──────── EXERCISE INPUTS

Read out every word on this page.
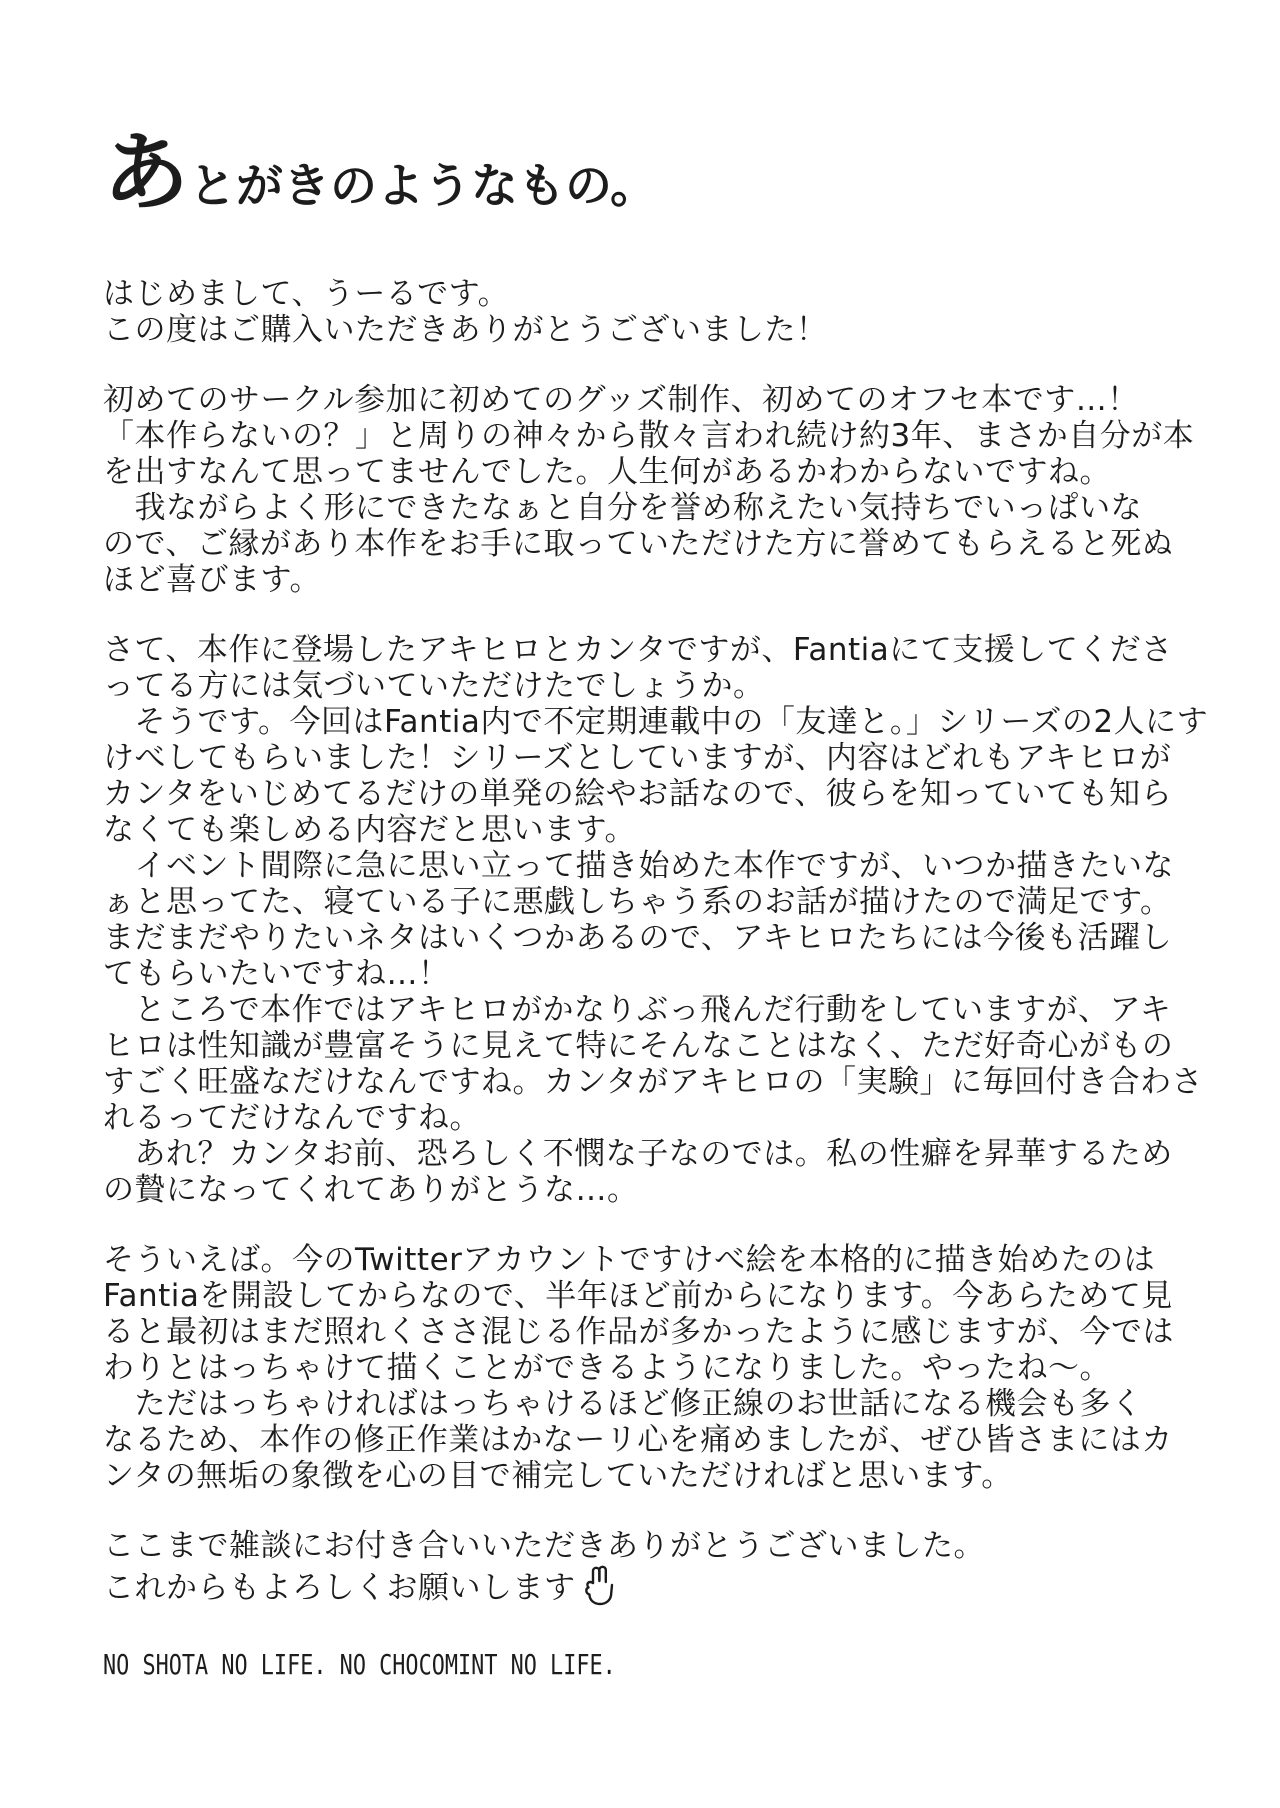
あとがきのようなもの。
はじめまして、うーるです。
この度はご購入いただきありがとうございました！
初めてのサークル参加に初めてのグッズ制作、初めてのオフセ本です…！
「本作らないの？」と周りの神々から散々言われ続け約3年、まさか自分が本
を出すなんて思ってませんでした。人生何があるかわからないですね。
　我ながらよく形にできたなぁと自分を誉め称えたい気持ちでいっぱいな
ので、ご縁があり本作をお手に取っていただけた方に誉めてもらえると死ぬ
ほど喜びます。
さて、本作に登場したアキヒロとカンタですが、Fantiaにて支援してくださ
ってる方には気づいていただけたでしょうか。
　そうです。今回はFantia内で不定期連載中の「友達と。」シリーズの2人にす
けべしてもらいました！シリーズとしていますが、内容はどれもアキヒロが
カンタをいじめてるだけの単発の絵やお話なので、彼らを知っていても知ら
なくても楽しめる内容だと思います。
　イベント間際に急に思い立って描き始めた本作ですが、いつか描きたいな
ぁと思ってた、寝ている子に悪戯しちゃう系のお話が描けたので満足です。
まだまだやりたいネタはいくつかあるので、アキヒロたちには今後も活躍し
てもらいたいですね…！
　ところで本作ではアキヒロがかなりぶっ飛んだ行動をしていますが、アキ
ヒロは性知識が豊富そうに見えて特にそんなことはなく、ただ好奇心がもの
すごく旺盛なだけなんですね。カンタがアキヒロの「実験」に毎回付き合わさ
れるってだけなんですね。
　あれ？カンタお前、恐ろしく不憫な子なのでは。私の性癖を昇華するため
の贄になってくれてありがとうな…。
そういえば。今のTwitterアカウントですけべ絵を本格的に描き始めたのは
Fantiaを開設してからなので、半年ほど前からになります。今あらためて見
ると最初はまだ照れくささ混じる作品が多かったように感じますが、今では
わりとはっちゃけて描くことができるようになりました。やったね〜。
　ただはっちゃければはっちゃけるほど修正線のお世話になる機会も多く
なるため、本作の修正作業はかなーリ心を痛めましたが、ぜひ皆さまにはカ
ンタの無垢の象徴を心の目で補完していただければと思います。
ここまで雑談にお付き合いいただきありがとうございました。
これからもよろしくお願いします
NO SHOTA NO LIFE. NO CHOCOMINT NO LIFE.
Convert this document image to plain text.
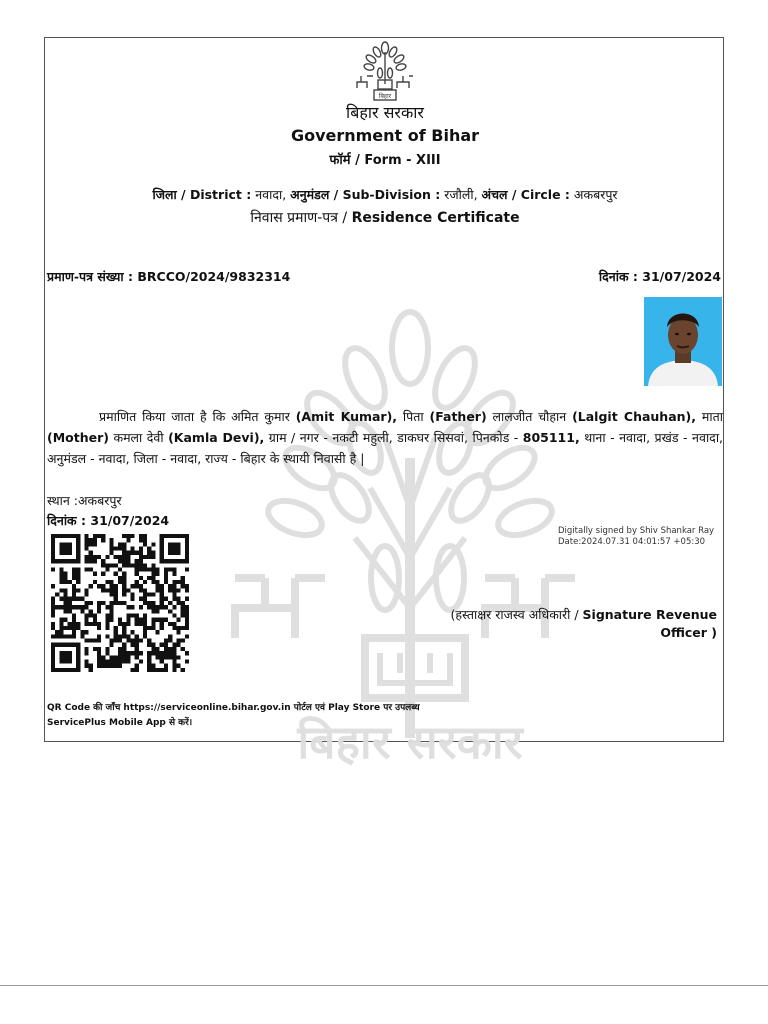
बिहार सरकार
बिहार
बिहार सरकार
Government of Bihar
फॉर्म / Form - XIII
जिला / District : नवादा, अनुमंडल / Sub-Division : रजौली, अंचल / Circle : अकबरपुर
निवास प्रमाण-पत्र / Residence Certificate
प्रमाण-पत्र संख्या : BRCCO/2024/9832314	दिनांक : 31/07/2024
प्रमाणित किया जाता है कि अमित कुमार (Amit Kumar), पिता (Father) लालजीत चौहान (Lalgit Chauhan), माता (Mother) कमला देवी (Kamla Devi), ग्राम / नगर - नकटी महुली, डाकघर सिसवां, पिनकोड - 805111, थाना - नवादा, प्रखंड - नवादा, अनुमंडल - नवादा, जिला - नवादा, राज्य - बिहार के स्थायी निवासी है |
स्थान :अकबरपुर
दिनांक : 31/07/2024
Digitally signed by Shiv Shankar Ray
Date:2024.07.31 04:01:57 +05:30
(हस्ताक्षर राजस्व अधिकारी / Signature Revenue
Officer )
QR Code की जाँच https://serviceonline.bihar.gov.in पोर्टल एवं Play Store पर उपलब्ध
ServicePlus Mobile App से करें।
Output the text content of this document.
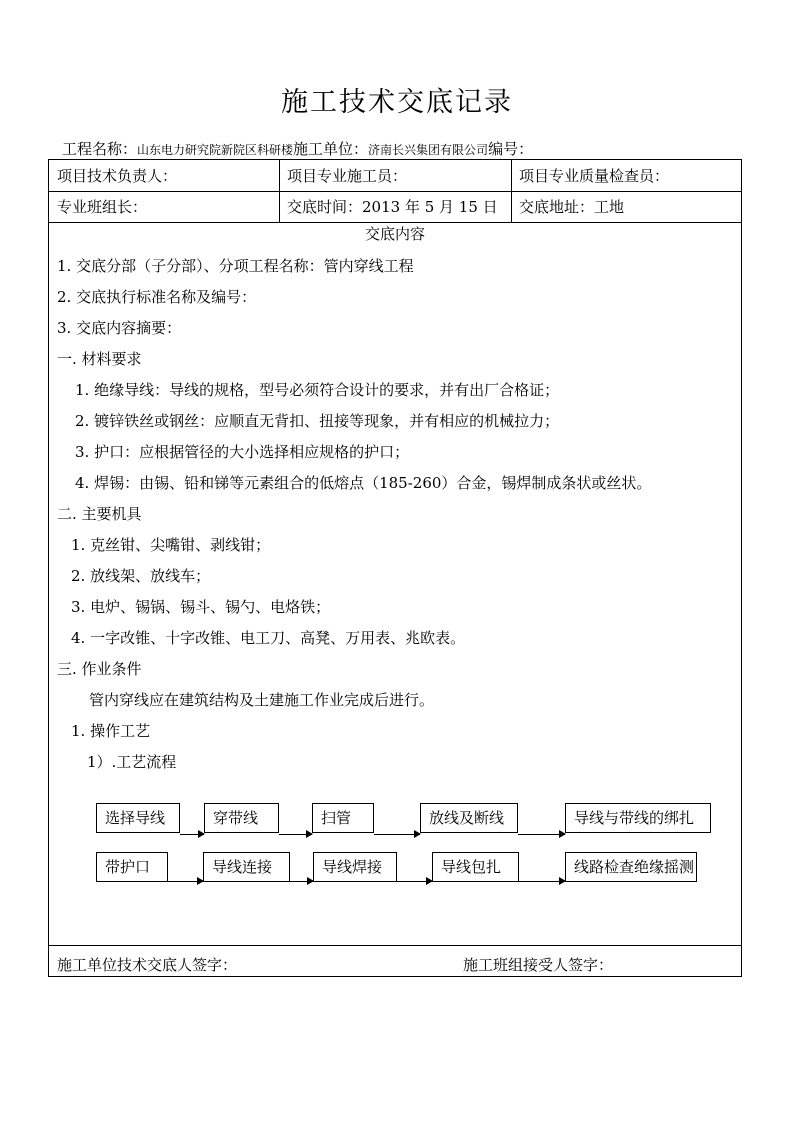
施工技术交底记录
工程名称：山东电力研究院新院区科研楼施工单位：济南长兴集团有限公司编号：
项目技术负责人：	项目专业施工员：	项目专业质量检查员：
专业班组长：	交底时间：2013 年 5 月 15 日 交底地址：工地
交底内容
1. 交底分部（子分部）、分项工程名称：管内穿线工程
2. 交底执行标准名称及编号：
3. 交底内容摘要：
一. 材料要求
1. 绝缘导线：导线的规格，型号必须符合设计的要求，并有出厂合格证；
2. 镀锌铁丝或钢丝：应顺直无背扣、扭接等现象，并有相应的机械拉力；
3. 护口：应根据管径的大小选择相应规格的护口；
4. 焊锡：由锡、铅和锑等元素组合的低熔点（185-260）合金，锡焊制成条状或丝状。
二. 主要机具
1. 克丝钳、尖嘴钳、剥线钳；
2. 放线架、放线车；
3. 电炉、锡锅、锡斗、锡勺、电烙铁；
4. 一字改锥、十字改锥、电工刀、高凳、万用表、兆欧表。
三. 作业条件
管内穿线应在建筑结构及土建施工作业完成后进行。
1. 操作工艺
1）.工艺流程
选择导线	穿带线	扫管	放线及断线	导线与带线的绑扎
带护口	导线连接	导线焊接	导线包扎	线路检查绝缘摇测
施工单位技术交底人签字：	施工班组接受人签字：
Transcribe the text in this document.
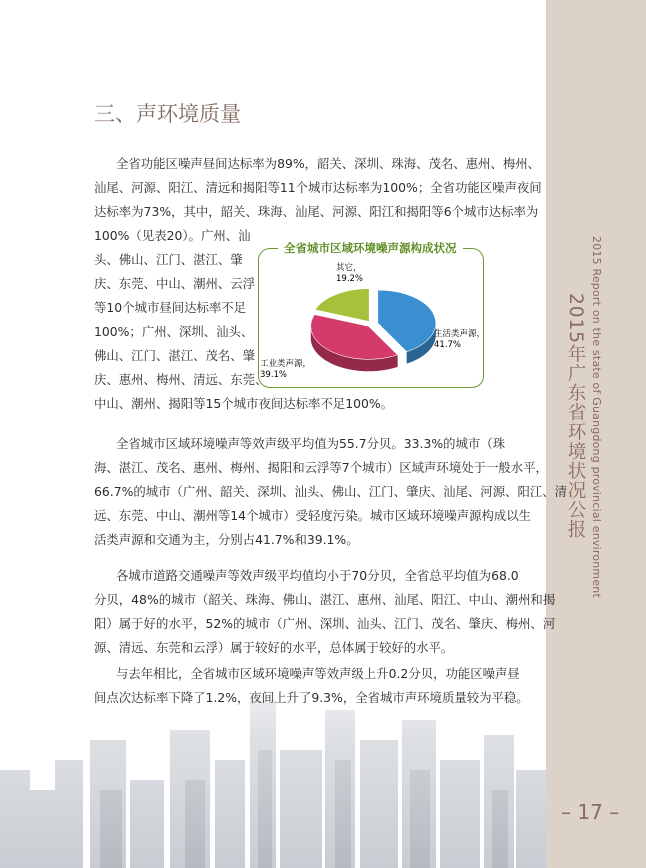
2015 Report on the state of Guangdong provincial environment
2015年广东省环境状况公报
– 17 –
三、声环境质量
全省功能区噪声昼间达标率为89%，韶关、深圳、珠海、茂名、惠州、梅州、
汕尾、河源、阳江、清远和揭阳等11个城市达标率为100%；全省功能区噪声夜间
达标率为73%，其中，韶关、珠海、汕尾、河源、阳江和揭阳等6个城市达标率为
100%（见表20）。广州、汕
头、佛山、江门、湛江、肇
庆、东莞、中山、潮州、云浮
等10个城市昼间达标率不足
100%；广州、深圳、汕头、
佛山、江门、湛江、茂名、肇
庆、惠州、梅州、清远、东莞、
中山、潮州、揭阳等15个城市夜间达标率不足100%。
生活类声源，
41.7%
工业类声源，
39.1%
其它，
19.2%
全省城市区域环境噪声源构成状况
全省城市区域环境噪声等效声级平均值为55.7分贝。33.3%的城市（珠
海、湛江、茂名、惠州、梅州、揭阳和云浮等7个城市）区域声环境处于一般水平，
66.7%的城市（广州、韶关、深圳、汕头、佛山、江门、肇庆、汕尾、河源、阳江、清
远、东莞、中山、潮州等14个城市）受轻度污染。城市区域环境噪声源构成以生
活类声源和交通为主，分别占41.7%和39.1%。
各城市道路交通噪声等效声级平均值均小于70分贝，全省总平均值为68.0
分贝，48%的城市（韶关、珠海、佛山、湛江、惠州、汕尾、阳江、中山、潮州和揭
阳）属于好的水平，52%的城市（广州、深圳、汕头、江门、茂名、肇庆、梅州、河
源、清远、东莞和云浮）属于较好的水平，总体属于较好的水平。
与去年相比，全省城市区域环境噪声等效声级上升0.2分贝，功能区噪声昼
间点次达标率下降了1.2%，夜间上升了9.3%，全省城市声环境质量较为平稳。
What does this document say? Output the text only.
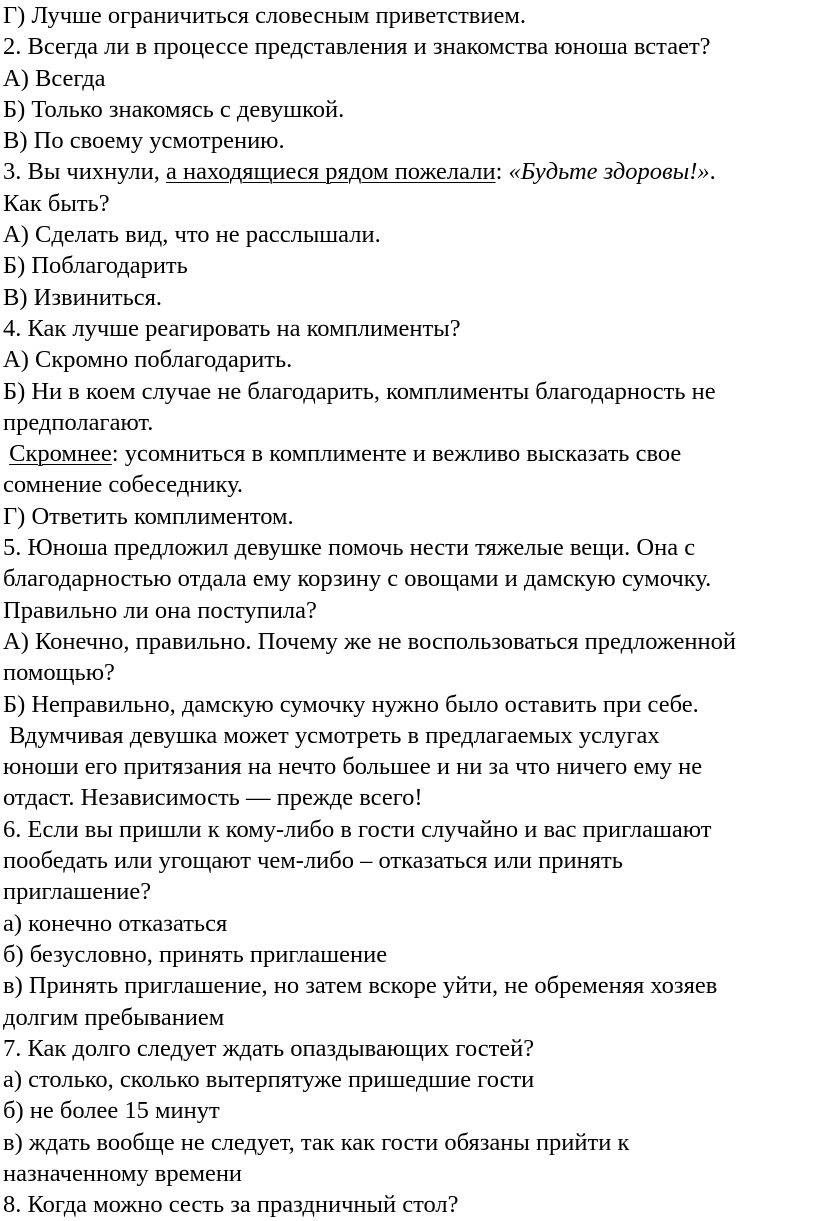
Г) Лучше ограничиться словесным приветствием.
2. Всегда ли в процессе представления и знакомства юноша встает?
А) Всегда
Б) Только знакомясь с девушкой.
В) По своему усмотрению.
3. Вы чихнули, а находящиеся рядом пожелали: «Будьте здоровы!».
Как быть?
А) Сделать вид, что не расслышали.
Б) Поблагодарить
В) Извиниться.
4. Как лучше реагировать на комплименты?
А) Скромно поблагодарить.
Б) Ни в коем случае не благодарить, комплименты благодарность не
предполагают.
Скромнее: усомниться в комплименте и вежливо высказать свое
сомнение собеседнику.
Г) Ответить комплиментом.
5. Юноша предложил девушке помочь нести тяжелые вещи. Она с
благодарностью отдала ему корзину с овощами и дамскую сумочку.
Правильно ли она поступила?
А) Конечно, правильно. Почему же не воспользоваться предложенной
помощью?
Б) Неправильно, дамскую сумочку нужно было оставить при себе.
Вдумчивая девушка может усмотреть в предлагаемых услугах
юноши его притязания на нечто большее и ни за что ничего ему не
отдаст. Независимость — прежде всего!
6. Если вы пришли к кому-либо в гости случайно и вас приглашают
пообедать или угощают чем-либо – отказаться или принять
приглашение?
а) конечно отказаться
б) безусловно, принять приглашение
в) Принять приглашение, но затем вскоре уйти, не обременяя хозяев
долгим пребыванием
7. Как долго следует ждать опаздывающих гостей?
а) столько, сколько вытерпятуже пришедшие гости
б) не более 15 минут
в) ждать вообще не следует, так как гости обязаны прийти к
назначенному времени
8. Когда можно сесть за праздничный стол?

────────────────

**AIM**. Search the entries for the word "отказаться" and gather every line where it appears.

**EXERCISE OUTPUT**.
пообедать или угощают чем-либо – отказаться или принять
а) конечно отказаться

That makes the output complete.